Exercise objective –
Print out all of the records exactly; no picture belongs in the result.

Dataset records –
-- -- --
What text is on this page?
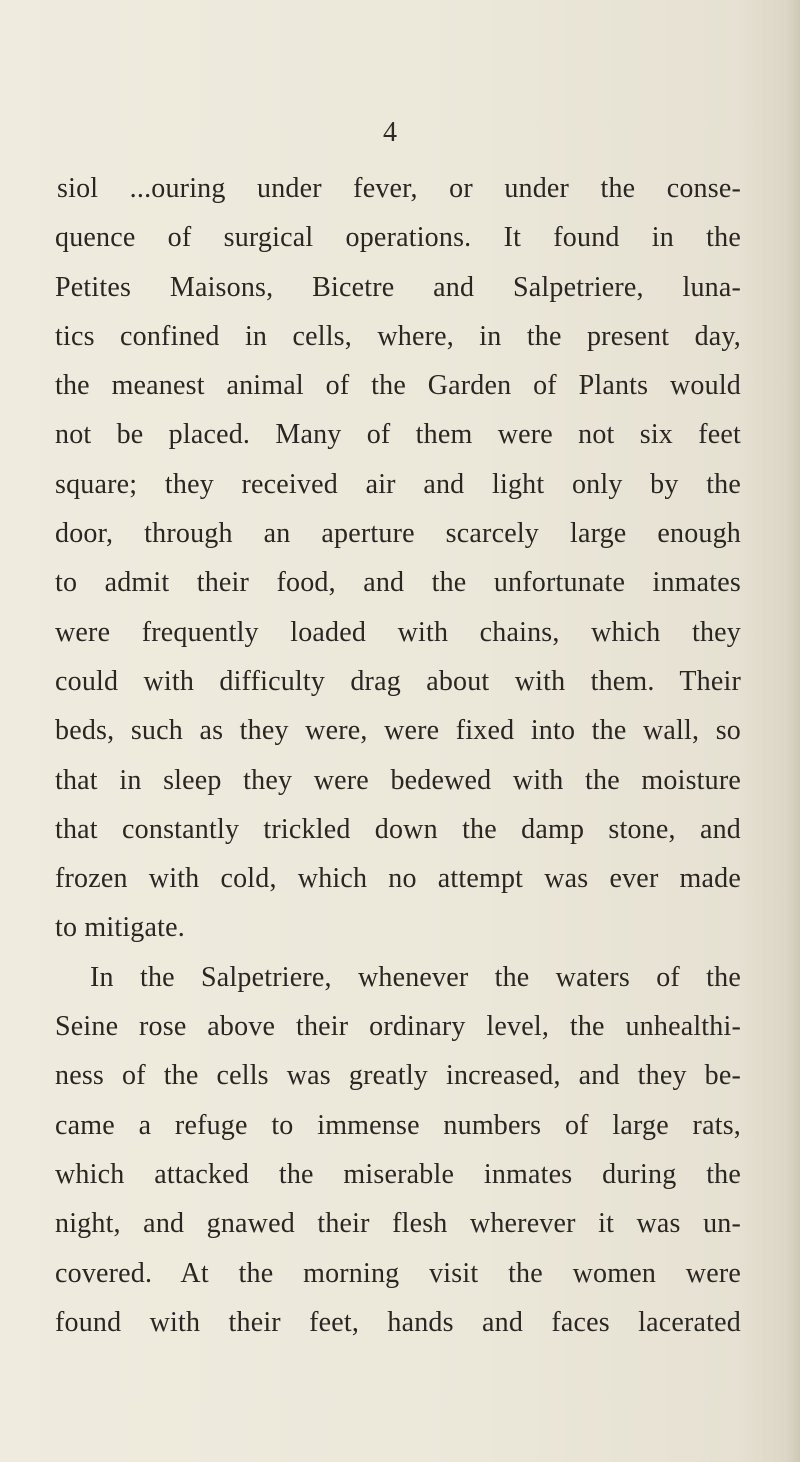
4
siol ...ouring under fever, or under the conse-
quence of surgical operations. It found in the
Petites Maisons, Bicetre and Salpetriere, luna-
tics confined in cells, where, in the present day,
the meanest animal of the Garden of Plants would
not be placed. Many of them were not six feet
square; they received air and light only by the
door, through an aperture scarcely large enough
to admit their food, and the unfortunate inmates
were frequently loaded with chains, which they
could with difficulty drag about with them. Their
beds, such as they were, were fixed into the wall, so
that in sleep they were bedewed with the moisture
that constantly trickled down the damp stone, and
frozen with cold, which no attempt was ever made
to mitigate.
In the Salpetriere, whenever the waters of the
Seine rose above their ordinary level, the unhealthi-
ness of the cells was greatly increased, and they be-
came a refuge to immense numbers of large rats,
which attacked the miserable inmates during the
night, and gnawed their flesh wherever it was un-
covered. At the morning visit the women were
found with their feet, hands and faces lacerated
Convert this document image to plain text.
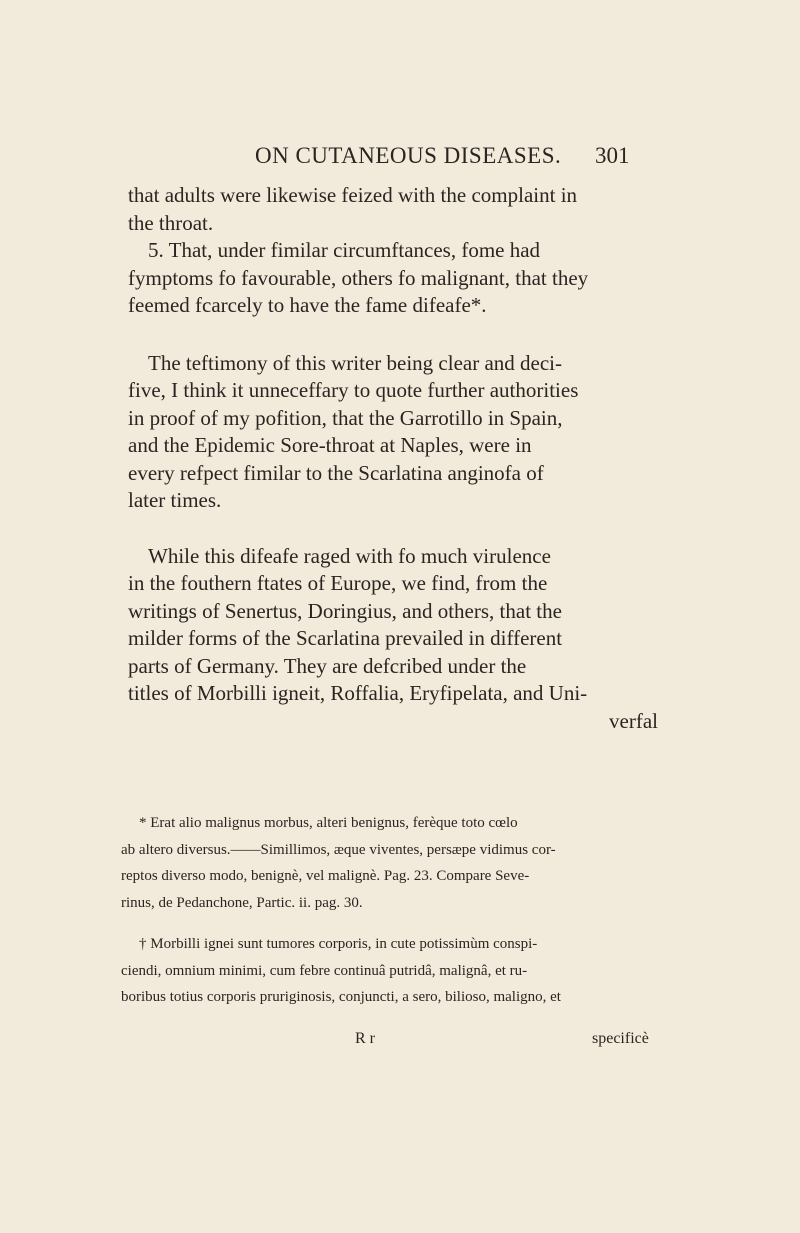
ON CUTANEOUS DISEASES. 301
that adults were likewise feized with the complaint in
the throat.
5. That, under fimilar circumftances, fome had
fymptoms fo favourable, others fo malignant, that they
feemed fcarcely to have the fame difeafe*.
The teftimony of this writer being clear and deci-
five, I think it unneceffary to quote further authorities
in proof of my pofition, that the Garrotillo in Spain,
and the Epidemic Sore-throat at Naples, were in
every refpect fimilar to the Scarlatina anginofa of
later times.
While this difeafe raged with fo much virulence
in the fouthern ftates of Europe, we find, from the
writings of Senertus, Doringius, and others, that the
milder forms of the Scarlatina prevailed in different
parts of Germany. They are defcribed under the
titles of Morbilli igneit, Roffalia, Eryfipelata, and Uni-
verfal
* Erat alio malignus morbus, alteri benignus, ferèque toto cœlo
ab altero diversus.——Simillimos, æque viventes, persæpe vidimus cor-
reptos diverso modo, benignè, vel malignè. Pag. 23. Compare Seve-
rinus, de Pedanchone, Partic. ii. pag. 30.
† Morbilli ignei sunt tumores corporis, in cute potissimùm conspi-
ciendi, omnium minimi, cum febre continuâ putridâ, malignâ, et ru-
boribus totius corporis pruriginosis, conjuncti, a sero, bilioso, maligno, et
R r	specificè
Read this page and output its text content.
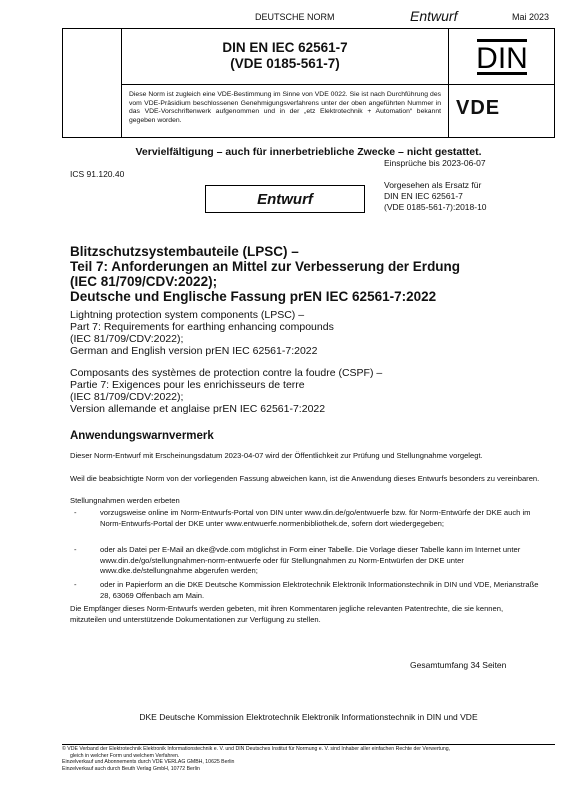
DEUTSCHE NORM	Entwurf	Mai 2023
DIN EN IEC 62561-7
(VDE 0185-561-7)
Diese Norm ist zugleich eine VDE-Bestimmung im Sinne von VDE 0022. Sie ist nach Durchführung des vom VDE-Präsidium beschlossenen Genehmigungsverfahrens unter der oben angeführten Nummer in das VDE-Vorschriftenwerk aufgenommen und in der „etz Elektrotechnik + Automation“ bekannt gegeben worden.
DIN
VDE
Vervielfältigung – auch für innerbetriebliche Zwecke – nicht gestattet.
ICS 91.120.40
Einsprüche bis 2023-06-07
Vorgesehen als Ersatz für
DIN EN IEC 62561-7
(VDE 0185-561-7):2018-10
Entwurf
Blitzschutzsystembauteile (LPSC) –
Teil 7: Anforderungen an Mittel zur Verbesserung der Erdung
(IEC 81/709/CDV:2022);
Deutsche und Englische Fassung prEN IEC 62561-7:2022
Lightning protection system components (LPSC) –
Part 7: Requirements for earthing enhancing compounds
(IEC 81/709/CDV:2022);
German and English version prEN IEC 62561-7:2022
Composants des systèmes de protection contre la foudre (CSPF) –
Partie 7: Exigences pour les enrichisseurs de terre
(IEC 81/709/CDV:2022);
Version allemande et anglaise prEN IEC 62561-7:2022
Anwendungswarnvermerk
Dieser Norm-Entwurf mit Erscheinungsdatum 2023-04-07 wird der Öffentlichkeit zur Prüfung und Stellungnahme vorgelegt.
Weil die beabsichtigte Norm von der vorliegenden Fassung abweichen kann, ist die Anwendung dieses Entwurfs besonders zu vereinbaren.
Stellungnahmen werden erbeten
-	vorzugsweise online im Norm-Entwurfs-Portal von DIN unter www.din.de/go/entwuerfe bzw. für Norm-Entwürfe der DKE auch im Norm-Entwurfs-Portal der DKE unter www.entwuerfe.normenbibliothek.de, sofern dort wiedergegeben;
-	oder als Datei per E-Mail an dke@vde.com möglichst in Form einer Tabelle. Die Vorlage dieser Tabelle kann im Internet unter www.din.de/go/stellungnahmen-norm-entwuerfe oder für Stellungnahmen zu Norm-Entwürfen der DKE unter www.dke.de/stellungnahme abgerufen werden;
-	oder in Papierform an die DKE Deutsche Kommission Elektrotechnik Elektronik Informationstechnik in DIN und VDE, Merianstraße 28, 63069 Offenbach am Main.
Die Empfänger dieses Norm-Entwurfs werden gebeten, mit ihren Kommentaren jegliche relevanten Patentrechte, die sie kennen, mitzuteilen und unterstützende Dokumentationen zur Verfügung zu stellen.
Gesamtumfang 34 Seiten
DKE Deutsche Kommission Elektrotechnik Elektronik Informationstechnik in DIN und VDE
© VDE Verband der Elektrotechnik Elektronik Informationstechnik e. V. und DIN Deutsches Institut für Normung e. V. sind Inhaber aller einfachen Rechte der Verwertung,
gleich in welcher Form und welchem Verfahren.
Einzelverkauf und Abonnements durch VDE VERLAG GMBH, 10625 Berlin
Einzelverkauf auch durch Beuth Verlag GmbH, 10772 Berlin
-- -- --
Output below –
What text is on this page?
4
siol ...ouring under fever, or under the conse-
quence of surgical operations. It found in the
Petites Maisons, Bicetre and Salpetriere, luna-
tics confined in cells, where, in the present day,
the meanest animal of the Garden of Plants would
not be placed. Many of them were not six feet
square; they received air and light only by the
door, through an aperture scarcely large enough
to admit their food, and the unfortunate inmates
were frequently loaded with chains, which they
could with difficulty drag about with them. Their
beds, such as they were, were fixed into the wall, so
that in sleep they were bedewed with the moisture
that constantly trickled down the damp stone, and
frozen with cold, which no attempt was ever made
to mitigate.
In the Salpetriere, whenever the waters of the
Seine rose above their ordinary level, the unhealthi-
ness of the cells was greatly increased, and they be-
came a refuge to immense numbers of large rats,
which attacked the miserable inmates during the
night, and gnawed their flesh wherever it was un-
covered. At the morning visit the women were
found with their feet, hands and faces lacerated
Convert this document image to plain text.
ON CUTANEOUS DISEASES. 301
that adults were likewise feized with the complaint in
the throat.
5. That, under fimilar circumftances, fome had
fymptoms fo favourable, others fo malignant, that they
feemed fcarcely to have the fame difeafe*.
The teftimony of this writer being clear and deci-
five, I think it unneceffary to quote further authorities
in proof of my pofition, that the Garrotillo in Spain,
and the Epidemic Sore-throat at Naples, were in
every refpect fimilar to the Scarlatina anginofa of
later times.
While this difeafe raged with fo much virulence
in the fouthern ftates of Europe, we find, from the
writings of Senertus, Doringius, and others, that the
milder forms of the Scarlatina prevailed in different
parts of Germany. They are defcribed under the
titles of Morbilli igneit, Roffalia, Eryfipelata, and Uni-
verfal
* Erat alio malignus morbus, alteri benignus, ferèque toto cœlo
ab altero diversus.——Simillimos, æque viventes, persæpe vidimus cor-
reptos diverso modo, benignè, vel malignè. Pag. 23. Compare Seve-
rinus, de Pedanchone, Partic. ii. pag. 30.
† Morbilli ignei sunt tumores corporis, in cute potissimùm conspi-
ciendi, omnium minimi, cum febre continuâ putridâ, malignâ, et ru-
boribus totius corporis pruriginosis, conjuncti, a sero, bilioso, maligno, et
R r	specificè
Read this page and output its text content.
DEUTSCHE NORM	Entwurf	Mai 2023
DIN EN IEC 62561-7
(VDE 0185-561-7)
Diese Norm ist zugleich eine VDE-Bestimmung im Sinne von VDE 0022. Sie ist nach Durchführung des vom VDE-Präsidium beschlossenen Genehmigungsverfahrens unter der oben angeführten Nummer in das VDE-Vorschriftenwerk aufgenommen und in der „etz Elektrotechnik + Automation“ bekannt gegeben worden.
DIN
VDE
Vervielfältigung – auch für innerbetriebliche Zwecke – nicht gestattet.
ICS 91.120.40
Einsprüche bis 2023-06-07
Vorgesehen als Ersatz für
DIN EN IEC 62561-7
(VDE 0185-561-7):2018-10
Entwurf
Blitzschutzsystembauteile (LPSC) –
Teil 7: Anforderungen an Mittel zur Verbesserung der Erdung
(IEC 81/709/CDV:2022);
Deutsche und Englische Fassung prEN IEC 62561-7:2022
Lightning protection system components (LPSC) –
Part 7: Requirements for earthing enhancing compounds
(IEC 81/709/CDV:2022);
German and English version prEN IEC 62561-7:2022
Composants des systèmes de protection contre la foudre (CSPF) –
Partie 7: Exigences pour les enrichisseurs de terre
(IEC 81/709/CDV:2022);
Version allemande et anglaise prEN IEC 62561-7:2022
Anwendungswarnvermerk
Dieser Norm-Entwurf mit Erscheinungsdatum 2023-04-07 wird der Öffentlichkeit zur Prüfung und Stellungnahme vorgelegt.
Weil die beabsichtigte Norm von der vorliegenden Fassung abweichen kann, ist die Anwendung dieses Entwurfs besonders zu vereinbaren.
Stellungnahmen werden erbeten
-	vorzugsweise online im Norm-Entwurfs-Portal von DIN unter www.din.de/go/entwuerfe bzw. für Norm-Entwürfe der DKE auch im Norm-Entwurfs-Portal der DKE unter www.entwuerfe.normenbibliothek.de, sofern dort wiedergegeben;
-	oder als Datei per E-Mail an dke@vde.com möglichst in Form einer Tabelle. Die Vorlage dieser Tabelle kann im Internet unter www.din.de/go/stellungnahmen-norm-entwuerfe oder für Stellungnahmen zu Norm-Entwürfen der DKE unter www.dke.de/stellungnahme abgerufen werden;
-	oder in Papierform an die DKE Deutsche Kommission Elektrotechnik Elektronik Informationstechnik in DIN und VDE, Merianstraße 28, 63069 Offenbach am Main.
Die Empfänger dieses Norm-Entwurfs werden gebeten, mit ihren Kommentaren jegliche relevanten Patentrechte, die sie kennen, mitzuteilen und unterstützende Dokumentationen zur Verfügung zu stellen.
Gesamtumfang 34 Seiten
DKE Deutsche Kommission Elektrotechnik Elektronik Informationstechnik in DIN und VDE
© VDE Verband der Elektrotechnik Elektronik Informationstechnik e. V. und DIN Deutsches Institut für Normung e. V. sind Inhaber aller einfachen Rechte der Verwertung,
gleich in welcher Form und welchem Verfahren.
Einzelverkauf und Abonnements durch VDE VERLAG GMBH, 10625 Berlin
Einzelverkauf auch durch Beuth Verlag GmbH, 10772 Berlin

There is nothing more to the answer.